═════ Data for the task
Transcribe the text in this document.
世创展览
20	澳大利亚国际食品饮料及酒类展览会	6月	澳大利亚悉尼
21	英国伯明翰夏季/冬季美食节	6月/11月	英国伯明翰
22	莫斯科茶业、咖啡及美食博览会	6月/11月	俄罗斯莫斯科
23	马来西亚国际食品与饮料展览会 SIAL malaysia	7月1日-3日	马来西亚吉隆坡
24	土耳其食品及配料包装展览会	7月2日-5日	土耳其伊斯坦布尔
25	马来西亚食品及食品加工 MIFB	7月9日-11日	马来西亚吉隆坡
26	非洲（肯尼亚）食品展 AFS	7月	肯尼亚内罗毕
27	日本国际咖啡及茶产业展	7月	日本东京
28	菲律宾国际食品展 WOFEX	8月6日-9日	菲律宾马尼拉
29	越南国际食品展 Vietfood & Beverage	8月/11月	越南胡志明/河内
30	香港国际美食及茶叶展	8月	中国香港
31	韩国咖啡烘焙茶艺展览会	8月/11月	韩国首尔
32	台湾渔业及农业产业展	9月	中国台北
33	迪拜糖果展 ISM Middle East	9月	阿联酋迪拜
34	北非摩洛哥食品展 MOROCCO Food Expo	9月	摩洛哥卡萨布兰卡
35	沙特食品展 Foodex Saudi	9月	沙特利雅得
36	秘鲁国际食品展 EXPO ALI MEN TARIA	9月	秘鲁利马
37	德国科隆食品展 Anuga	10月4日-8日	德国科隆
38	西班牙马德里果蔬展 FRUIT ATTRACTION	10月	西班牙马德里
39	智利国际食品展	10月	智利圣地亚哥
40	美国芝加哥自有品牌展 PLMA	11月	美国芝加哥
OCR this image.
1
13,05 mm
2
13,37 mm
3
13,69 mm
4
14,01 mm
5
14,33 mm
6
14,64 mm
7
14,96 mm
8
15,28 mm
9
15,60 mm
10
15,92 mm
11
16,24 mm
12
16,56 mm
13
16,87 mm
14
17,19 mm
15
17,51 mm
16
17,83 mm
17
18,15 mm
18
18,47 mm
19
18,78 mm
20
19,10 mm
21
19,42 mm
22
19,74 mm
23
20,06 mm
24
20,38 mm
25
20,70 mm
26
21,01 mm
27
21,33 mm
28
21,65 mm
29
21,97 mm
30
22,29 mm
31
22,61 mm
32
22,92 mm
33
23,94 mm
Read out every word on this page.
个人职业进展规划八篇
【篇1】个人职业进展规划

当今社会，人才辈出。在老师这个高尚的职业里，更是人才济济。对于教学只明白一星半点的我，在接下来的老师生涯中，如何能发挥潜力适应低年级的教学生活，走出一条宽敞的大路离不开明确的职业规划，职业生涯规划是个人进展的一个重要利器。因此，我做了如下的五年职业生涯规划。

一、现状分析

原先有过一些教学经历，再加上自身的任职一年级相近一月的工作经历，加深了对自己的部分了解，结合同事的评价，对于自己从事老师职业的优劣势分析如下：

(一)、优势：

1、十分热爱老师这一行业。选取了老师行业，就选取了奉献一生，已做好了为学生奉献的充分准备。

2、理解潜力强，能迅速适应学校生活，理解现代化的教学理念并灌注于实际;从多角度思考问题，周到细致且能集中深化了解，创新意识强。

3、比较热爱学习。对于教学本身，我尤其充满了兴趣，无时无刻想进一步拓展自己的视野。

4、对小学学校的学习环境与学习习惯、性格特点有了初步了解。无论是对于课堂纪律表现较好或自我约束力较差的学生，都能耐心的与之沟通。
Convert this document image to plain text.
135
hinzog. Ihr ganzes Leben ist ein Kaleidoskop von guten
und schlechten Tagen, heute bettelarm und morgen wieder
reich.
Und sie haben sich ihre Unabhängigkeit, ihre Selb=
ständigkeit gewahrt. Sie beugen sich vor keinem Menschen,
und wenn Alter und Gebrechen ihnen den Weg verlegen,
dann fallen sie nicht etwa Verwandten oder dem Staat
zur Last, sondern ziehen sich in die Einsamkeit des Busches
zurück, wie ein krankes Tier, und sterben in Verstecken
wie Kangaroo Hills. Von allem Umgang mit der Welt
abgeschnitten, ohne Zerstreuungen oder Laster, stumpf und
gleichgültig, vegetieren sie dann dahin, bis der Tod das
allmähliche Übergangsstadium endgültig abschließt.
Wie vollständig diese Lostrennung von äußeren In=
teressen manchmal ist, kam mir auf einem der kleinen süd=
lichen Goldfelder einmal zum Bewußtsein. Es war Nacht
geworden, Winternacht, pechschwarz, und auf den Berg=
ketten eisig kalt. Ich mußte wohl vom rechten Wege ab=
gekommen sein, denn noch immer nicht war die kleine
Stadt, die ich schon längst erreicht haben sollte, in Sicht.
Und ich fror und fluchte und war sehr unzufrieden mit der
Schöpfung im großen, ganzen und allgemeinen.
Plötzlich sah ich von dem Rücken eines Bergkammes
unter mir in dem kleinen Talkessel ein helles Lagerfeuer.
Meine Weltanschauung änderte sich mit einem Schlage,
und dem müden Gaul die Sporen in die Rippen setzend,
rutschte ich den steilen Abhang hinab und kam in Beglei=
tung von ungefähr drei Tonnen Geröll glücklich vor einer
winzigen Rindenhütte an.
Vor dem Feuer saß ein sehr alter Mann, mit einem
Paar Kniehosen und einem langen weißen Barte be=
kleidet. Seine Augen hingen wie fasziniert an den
══════════
▸ Description of the task: Repeat the data exactly. Leave nothing out.

▸ The answer:
Transcribe the text in this document.
世创展览
20	澳大利亚国际食品饮料及酒类展览会	6月	澳大利亚悉尼
21	英国伯明翰夏季/冬季美食节	6月/11月	英国伯明翰
22	莫斯科茶业、咖啡及美食博览会	6月/11月	俄罗斯莫斯科
23	马来西亚国际食品与饮料展览会 SIAL malaysia	7月1日-3日	马来西亚吉隆坡
24	土耳其食品及配料包装展览会	7月2日-5日	土耳其伊斯坦布尔
25	马来西亚食品及食品加工 MIFB	7月9日-11日	马来西亚吉隆坡
26	非洲（肯尼亚）食品展 AFS	7月	肯尼亚内罗毕
27	日本国际咖啡及茶产业展	7月	日本东京
28	菲律宾国际食品展 WOFEX	8月6日-9日	菲律宾马尼拉
29	越南国际食品展 Vietfood & Beverage	8月/11月	越南胡志明/河内
30	香港国际美食及茶叶展	8月	中国香港
31	韩国咖啡烘焙茶艺展览会	8月/11月	韩国首尔
32	台湾渔业及农业产业展	9月	中国台北
33	迪拜糖果展 ISM Middle East	9月	阿联酋迪拜
34	北非摩洛哥食品展 MOROCCO Food Expo	9月	摩洛哥卡萨布兰卡
35	沙特食品展 Foodex Saudi	9月	沙特利雅得
36	秘鲁国际食品展 EXPO ALI MEN TARIA	9月	秘鲁利马
37	德国科隆食品展 Anuga	10月4日-8日	德国科隆
38	西班牙马德里果蔬展 FRUIT ATTRACTION	10月	西班牙马德里
39	智利国际食品展	10月	智利圣地亚哥
40	美国芝加哥自有品牌展 PLMA	11月	美国芝加哥
OCR this image.
1
13,05 mm
2
13,37 mm
3
13,69 mm
4
14,01 mm
5
14,33 mm
6
14,64 mm
7
14,96 mm
8
15,28 mm
9
15,60 mm
10
15,92 mm
11
16,24 mm
12
16,56 mm
13
16,87 mm
14
17,19 mm
15
17,51 mm
16
17,83 mm
17
18,15 mm
18
18,47 mm
19
18,78 mm
20
19,10 mm
21
19,42 mm
22
19,74 mm
23
20,06 mm
24
20,38 mm
25
20,70 mm
26
21,01 mm
27
21,33 mm
28
21,65 mm
29
21,97 mm
30
22,29 mm
31
22,61 mm
32
22,92 mm
33
23,94 mm
Read out every word on this page.
个人职业进展规划八篇
【篇1】个人职业进展规划

当今社会，人才辈出。在老师这个高尚的职业里，更是人才济济。对于教学只明白一星半点的我，在接下来的老师生涯中，如何能发挥潜力适应低年级的教学生活，走出一条宽敞的大路离不开明确的职业规划，职业生涯规划是个人进展的一个重要利器。因此，我做了如下的五年职业生涯规划。

一、现状分析

原先有过一些教学经历，再加上自身的任职一年级相近一月的工作经历，加深了对自己的部分了解，结合同事的评价，对于自己从事老师职业的优劣势分析如下：

(一)、优势：

1、十分热爱老师这一行业。选取了老师行业，就选取了奉献一生，已做好了为学生奉献的充分准备。

2、理解潜力强，能迅速适应学校生活，理解现代化的教学理念并灌注于实际;从多角度思考问题，周到细致且能集中深化了解，创新意识强。

3、比较热爱学习。对于教学本身，我尤其充满了兴趣，无时无刻想进一步拓展自己的视野。

4、对小学学校的学习环境与学习习惯、性格特点有了初步了解。无论是对于课堂纪律表现较好或自我约束力较差的学生，都能耐心的与之沟通。
Convert this document image to plain text.
135
hinzog. Ihr ganzes Leben ist ein Kaleidoskop von guten
und schlechten Tagen, heute bettelarm und morgen wieder
reich.
Und sie haben sich ihre Unabhängigkeit, ihre Selb=
ständigkeit gewahrt. Sie beugen sich vor keinem Menschen,
und wenn Alter und Gebrechen ihnen den Weg verlegen,
dann fallen sie nicht etwa Verwandten oder dem Staat
zur Last, sondern ziehen sich in die Einsamkeit des Busches
zurück, wie ein krankes Tier, und sterben in Verstecken
wie Kangaroo Hills. Von allem Umgang mit der Welt
abgeschnitten, ohne Zerstreuungen oder Laster, stumpf und
gleichgültig, vegetieren sie dann dahin, bis der Tod das
allmähliche Übergangsstadium endgültig abschließt.
Wie vollständig diese Lostrennung von äußeren In=
teressen manchmal ist, kam mir auf einem der kleinen süd=
lichen Goldfelder einmal zum Bewußtsein. Es war Nacht
geworden, Winternacht, pechschwarz, und auf den Berg=
ketten eisig kalt. Ich mußte wohl vom rechten Wege ab=
gekommen sein, denn noch immer nicht war die kleine
Stadt, die ich schon längst erreicht haben sollte, in Sicht.
Und ich fror und fluchte und war sehr unzufrieden mit der
Schöpfung im großen, ganzen und allgemeinen.
Plötzlich sah ich von dem Rücken eines Bergkammes
unter mir in dem kleinen Talkessel ein helles Lagerfeuer.
Meine Weltanschauung änderte sich mit einem Schlage,
und dem müden Gaul die Sporen in die Rippen setzend,
rutschte ich den steilen Abhang hinab und kam in Beglei=
tung von ungefähr drei Tonnen Geröll glücklich vor einer
winzigen Rindenhütte an.
Vor dem Feuer saß ein sehr alter Mann, mit einem
Paar Kniehosen und einem langen weißen Barte be=
kleidet. Seine Augen hingen wie fasziniert an den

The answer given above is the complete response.